EXERCISE DETAILS →
Can you return every line of this material verbatim, with nothing added, dropped or altered?

DATA PROVIDED →
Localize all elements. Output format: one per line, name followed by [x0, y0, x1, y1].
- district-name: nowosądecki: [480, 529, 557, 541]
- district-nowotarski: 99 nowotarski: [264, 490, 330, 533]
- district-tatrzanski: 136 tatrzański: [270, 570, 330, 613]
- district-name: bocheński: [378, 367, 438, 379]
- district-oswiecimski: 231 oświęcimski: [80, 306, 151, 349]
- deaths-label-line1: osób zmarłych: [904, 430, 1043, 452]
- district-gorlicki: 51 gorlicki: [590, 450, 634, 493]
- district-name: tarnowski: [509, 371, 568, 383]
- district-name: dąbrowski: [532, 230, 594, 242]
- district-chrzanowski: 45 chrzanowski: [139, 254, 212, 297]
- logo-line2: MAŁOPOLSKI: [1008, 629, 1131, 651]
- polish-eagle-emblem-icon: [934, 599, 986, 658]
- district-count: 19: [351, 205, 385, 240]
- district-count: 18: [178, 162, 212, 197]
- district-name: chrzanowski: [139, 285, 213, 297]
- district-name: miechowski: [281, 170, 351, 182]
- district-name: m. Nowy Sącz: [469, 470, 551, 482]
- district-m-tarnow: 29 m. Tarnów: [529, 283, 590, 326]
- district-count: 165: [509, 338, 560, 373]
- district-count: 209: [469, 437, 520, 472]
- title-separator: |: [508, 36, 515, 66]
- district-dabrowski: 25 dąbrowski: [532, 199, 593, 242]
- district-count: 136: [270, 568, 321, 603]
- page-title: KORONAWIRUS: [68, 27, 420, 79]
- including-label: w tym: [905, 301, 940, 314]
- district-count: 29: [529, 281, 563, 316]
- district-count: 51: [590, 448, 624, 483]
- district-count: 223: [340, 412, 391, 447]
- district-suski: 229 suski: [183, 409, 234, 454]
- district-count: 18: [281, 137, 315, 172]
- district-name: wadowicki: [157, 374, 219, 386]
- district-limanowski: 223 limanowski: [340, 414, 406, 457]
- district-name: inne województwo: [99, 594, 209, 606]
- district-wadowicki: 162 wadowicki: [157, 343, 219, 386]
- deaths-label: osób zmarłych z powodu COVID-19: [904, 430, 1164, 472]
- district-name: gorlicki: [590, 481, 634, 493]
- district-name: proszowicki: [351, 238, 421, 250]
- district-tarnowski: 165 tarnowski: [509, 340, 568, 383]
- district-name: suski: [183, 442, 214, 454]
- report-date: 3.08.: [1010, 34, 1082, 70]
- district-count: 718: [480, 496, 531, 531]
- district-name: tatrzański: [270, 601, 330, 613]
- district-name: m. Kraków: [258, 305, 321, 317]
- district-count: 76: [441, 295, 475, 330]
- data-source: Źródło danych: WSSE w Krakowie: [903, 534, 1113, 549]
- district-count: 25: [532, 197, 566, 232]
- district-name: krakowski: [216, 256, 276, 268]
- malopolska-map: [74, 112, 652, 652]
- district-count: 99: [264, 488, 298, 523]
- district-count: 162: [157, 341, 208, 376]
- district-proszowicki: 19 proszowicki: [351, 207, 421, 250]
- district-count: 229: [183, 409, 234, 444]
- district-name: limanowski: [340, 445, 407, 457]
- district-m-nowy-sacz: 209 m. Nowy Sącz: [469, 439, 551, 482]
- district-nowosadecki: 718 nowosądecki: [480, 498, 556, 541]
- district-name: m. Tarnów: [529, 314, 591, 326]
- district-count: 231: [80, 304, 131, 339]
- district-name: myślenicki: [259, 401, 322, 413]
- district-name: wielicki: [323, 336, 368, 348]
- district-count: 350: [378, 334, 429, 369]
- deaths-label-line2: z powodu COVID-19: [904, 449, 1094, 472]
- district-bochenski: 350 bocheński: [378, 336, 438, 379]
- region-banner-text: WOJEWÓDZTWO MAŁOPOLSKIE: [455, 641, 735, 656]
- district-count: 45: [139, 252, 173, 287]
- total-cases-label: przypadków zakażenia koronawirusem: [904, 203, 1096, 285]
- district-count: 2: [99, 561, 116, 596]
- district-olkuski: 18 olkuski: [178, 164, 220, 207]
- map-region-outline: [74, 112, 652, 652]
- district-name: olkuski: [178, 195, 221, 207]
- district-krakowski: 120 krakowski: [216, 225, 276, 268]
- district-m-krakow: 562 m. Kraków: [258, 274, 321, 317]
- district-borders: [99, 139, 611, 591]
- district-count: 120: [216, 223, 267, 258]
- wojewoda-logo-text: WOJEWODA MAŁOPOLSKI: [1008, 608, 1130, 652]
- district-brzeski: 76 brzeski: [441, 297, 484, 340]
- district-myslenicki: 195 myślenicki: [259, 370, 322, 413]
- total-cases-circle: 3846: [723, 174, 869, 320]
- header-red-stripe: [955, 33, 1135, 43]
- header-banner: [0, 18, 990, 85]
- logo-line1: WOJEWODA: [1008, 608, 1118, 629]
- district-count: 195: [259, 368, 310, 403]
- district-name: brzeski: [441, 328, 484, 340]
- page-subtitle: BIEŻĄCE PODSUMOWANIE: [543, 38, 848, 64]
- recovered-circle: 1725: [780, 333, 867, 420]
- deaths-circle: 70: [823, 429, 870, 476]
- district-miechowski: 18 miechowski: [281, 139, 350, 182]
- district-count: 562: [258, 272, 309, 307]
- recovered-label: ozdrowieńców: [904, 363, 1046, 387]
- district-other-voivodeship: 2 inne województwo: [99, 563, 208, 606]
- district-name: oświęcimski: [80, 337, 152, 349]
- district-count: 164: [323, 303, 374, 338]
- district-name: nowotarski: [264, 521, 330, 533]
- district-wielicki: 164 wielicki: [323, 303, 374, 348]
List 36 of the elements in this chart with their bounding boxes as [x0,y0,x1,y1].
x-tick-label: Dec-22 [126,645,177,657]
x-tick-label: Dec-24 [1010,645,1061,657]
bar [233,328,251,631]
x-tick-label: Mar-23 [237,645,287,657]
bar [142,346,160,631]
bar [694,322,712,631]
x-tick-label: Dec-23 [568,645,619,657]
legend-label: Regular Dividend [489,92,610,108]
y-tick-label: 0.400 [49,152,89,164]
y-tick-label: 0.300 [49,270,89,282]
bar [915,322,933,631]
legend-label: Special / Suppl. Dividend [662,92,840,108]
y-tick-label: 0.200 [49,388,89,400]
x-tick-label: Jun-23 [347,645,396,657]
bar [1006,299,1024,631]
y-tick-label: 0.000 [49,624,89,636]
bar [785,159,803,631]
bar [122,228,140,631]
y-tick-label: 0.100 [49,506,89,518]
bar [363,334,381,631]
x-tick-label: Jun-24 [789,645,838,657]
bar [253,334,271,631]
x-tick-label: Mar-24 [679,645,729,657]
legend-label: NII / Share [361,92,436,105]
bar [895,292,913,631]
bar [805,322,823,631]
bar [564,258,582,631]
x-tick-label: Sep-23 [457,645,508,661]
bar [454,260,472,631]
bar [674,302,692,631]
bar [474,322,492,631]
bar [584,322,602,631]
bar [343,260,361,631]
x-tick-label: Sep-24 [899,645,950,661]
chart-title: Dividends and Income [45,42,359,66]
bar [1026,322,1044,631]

ANSWER FOR THE TASK →
Localize all elements. Output format: one per line, name followed by [x0, y0, x1, y1].
- district-name: nowosądecki: [480, 529, 557, 541]
- district-nowotarski: 99 nowotarski: [264, 490, 330, 533]
- district-tatrzanski: 136 tatrzański: [270, 570, 330, 613]
- district-name: bocheński: [378, 367, 438, 379]
- district-oswiecimski: 231 oświęcimski: [80, 306, 151, 349]
- deaths-label-line1: osób zmarłych: [904, 430, 1043, 452]
- district-gorlicki: 51 gorlicki: [590, 450, 634, 493]
- district-name: tarnowski: [509, 371, 568, 383]
- district-name: dąbrowski: [532, 230, 594, 242]
- district-chrzanowski: 45 chrzanowski: [139, 254, 212, 297]
- logo-line2: MAŁOPOLSKI: [1008, 629, 1131, 651]
- polish-eagle-emblem-icon: [934, 599, 986, 658]
- district-count: 19: [351, 205, 385, 240]
- district-count: 18: [178, 162, 212, 197]
- district-name: chrzanowski: [139, 285, 213, 297]
- district-name: miechowski: [281, 170, 351, 182]
- district-name: m. Nowy Sącz: [469, 470, 551, 482]
- district-m-tarnow: 29 m. Tarnów: [529, 283, 590, 326]
- district-count: 165: [509, 338, 560, 373]
- district-count: 209: [469, 437, 520, 472]
- title-separator: |: [508, 36, 515, 66]
- district-dabrowski: 25 dąbrowski: [532, 199, 593, 242]
- district-count: 136: [270, 568, 321, 603]
- page-title: KORONAWIRUS: [68, 27, 420, 79]
- including-label: w tym: [905, 301, 940, 314]
- district-count: 29: [529, 281, 563, 316]
- district-count: 51: [590, 448, 624, 483]
- district-count: 223: [340, 412, 391, 447]
- district-suski: 229 suski: [183, 409, 234, 454]
- district-count: 18: [281, 137, 315, 172]
- district-name: wadowicki: [157, 374, 219, 386]
- district-limanowski: 223 limanowski: [340, 414, 406, 457]
- district-name: inne województwo: [99, 594, 209, 606]
- district-wadowicki: 162 wadowicki: [157, 343, 219, 386]
- deaths-label: osób zmarłych z powodu COVID-19: [904, 430, 1164, 472]
- district-name: gorlicki: [590, 481, 634, 493]
- district-name: proszowicki: [351, 238, 421, 250]
- district-tarnowski: 165 tarnowski: [509, 340, 568, 383]
- district-name: suski: [183, 442, 214, 454]
- report-date: 3.08.: [1010, 34, 1082, 70]
- district-count: 718: [480, 496, 531, 531]
- district-name: tatrzański: [270, 601, 330, 613]
- district-name: m. Kraków: [258, 305, 321, 317]
- district-count: 76: [441, 295, 475, 330]
- data-source: Źródło danych: WSSE w Krakowie: [903, 534, 1113, 549]
- district-count: 25: [532, 197, 566, 232]
- district-name: krakowski: [216, 256, 276, 268]
- malopolska-map: [74, 112, 652, 652]
- district-count: 99: [264, 488, 298, 523]
- district-count: 162: [157, 341, 208, 376]
- district-proszowicki: 19 proszowicki: [351, 207, 421, 250]
- district-count: 229: [183, 409, 234, 444]
- district-name: limanowski: [340, 445, 407, 457]
- district-m-nowy-sacz: 209 m. Nowy Sącz: [469, 439, 551, 482]
- district-nowosadecki: 718 nowosądecki: [480, 498, 556, 541]
- district-name: m. Tarnów: [529, 314, 591, 326]
- district-count: 231: [80, 304, 131, 339]
- district-name: myślenicki: [259, 401, 322, 413]
- district-name: wielicki: [323, 336, 368, 348]
- district-count: 350: [378, 334, 429, 369]
- deaths-label-line2: z powodu COVID-19: [904, 449, 1094, 472]
- district-bochenski: 350 bocheński: [378, 336, 438, 379]
- region-banner-text: WOJEWÓDZTWO MAŁOPOLSKIE: [455, 641, 735, 656]
- district-count: 45: [139, 252, 173, 287]
- total-cases-label: przypadków zakażenia koronawirusem: [904, 203, 1096, 285]
- district-count: 2: [99, 561, 116, 596]
- district-olkuski: 18 olkuski: [178, 164, 220, 207]
- map-region-outline: [74, 112, 652, 652]
- district-name: olkuski: [178, 195, 221, 207]
- district-krakowski: 120 krakowski: [216, 225, 276, 268]
- district-m-krakow: 562 m. Kraków: [258, 274, 321, 317]
- district-borders: [99, 139, 611, 591]
- district-count: 120: [216, 223, 267, 258]
- wojewoda-logo-text: WOJEWODA MAŁOPOLSKI: [1008, 608, 1130, 652]
- district-brzeski: 76 brzeski: [441, 297, 484, 340]
- district-myslenicki: 195 myślenicki: [259, 370, 322, 413]
- total-cases-circle: 3846: [723, 174, 869, 320]
- header-red-stripe: [955, 33, 1135, 43]
- header-banner: [0, 18, 990, 85]
- logo-line1: WOJEWODA: [1008, 608, 1118, 629]
- district-count: 195: [259, 368, 310, 403]
- district-name: brzeski: [441, 328, 484, 340]
- page-subtitle: BIEŻĄCE PODSUMOWANIE: [543, 38, 848, 64]
- recovered-circle: 1725: [780, 333, 867, 420]
- deaths-circle: 70: [823, 429, 870, 476]
- district-miechowski: 18 miechowski: [281, 139, 350, 182]
- district-count: 562: [258, 272, 309, 307]
- recovered-label: ozdrowieńców: [904, 363, 1046, 387]
- district-other-voivodeship: 2 inne województwo: [99, 563, 208, 606]
- district-name: oświęcimski: [80, 337, 152, 349]
- district-count: 164: [323, 303, 374, 338]
- district-name: nowotarski: [264, 521, 330, 533]
- district-wielicki: 164 wielicki: [323, 303, 374, 348]
List 36 of the elements in this chart with their bounding boxes as [x0,y0,x1,y1].
x-tick-label: Dec-22 [126,645,177,657]
x-tick-label: Dec-24 [1010,645,1061,657]
bar [233,328,251,631]
x-tick-label: Mar-23 [237,645,287,657]
bar [142,346,160,631]
bar [694,322,712,631]
x-tick-label: Dec-23 [568,645,619,657]
legend-label: Regular Dividend [489,92,610,108]
y-tick-label: 0.400 [49,152,89,164]
y-tick-label: 0.300 [49,270,89,282]
bar [915,322,933,631]
legend-label: Special / Suppl. Dividend [662,92,840,108]
y-tick-label: 0.200 [49,388,89,400]
x-tick-label: Jun-23 [347,645,396,657]
bar [1006,299,1024,631]
y-tick-label: 0.000 [49,624,89,636]
bar [785,159,803,631]
bar [122,228,140,631]
y-tick-label: 0.100 [49,506,89,518]
bar [363,334,381,631]
x-tick-label: Jun-24 [789,645,838,657]
bar [253,334,271,631]
x-tick-label: Mar-24 [679,645,729,657]
legend-label: NII / Share [361,92,436,105]
bar [895,292,913,631]
bar [805,322,823,631]
bar [564,258,582,631]
x-tick-label: Sep-23 [457,645,508,661]
bar [454,260,472,631]
bar [674,302,692,631]
bar [474,322,492,631]
bar [584,322,602,631]
bar [343,260,361,631]
x-tick-label: Sep-24 [899,645,950,661]
chart-title: Dividends and Income [45,42,359,66]
bar [1026,322,1044,631]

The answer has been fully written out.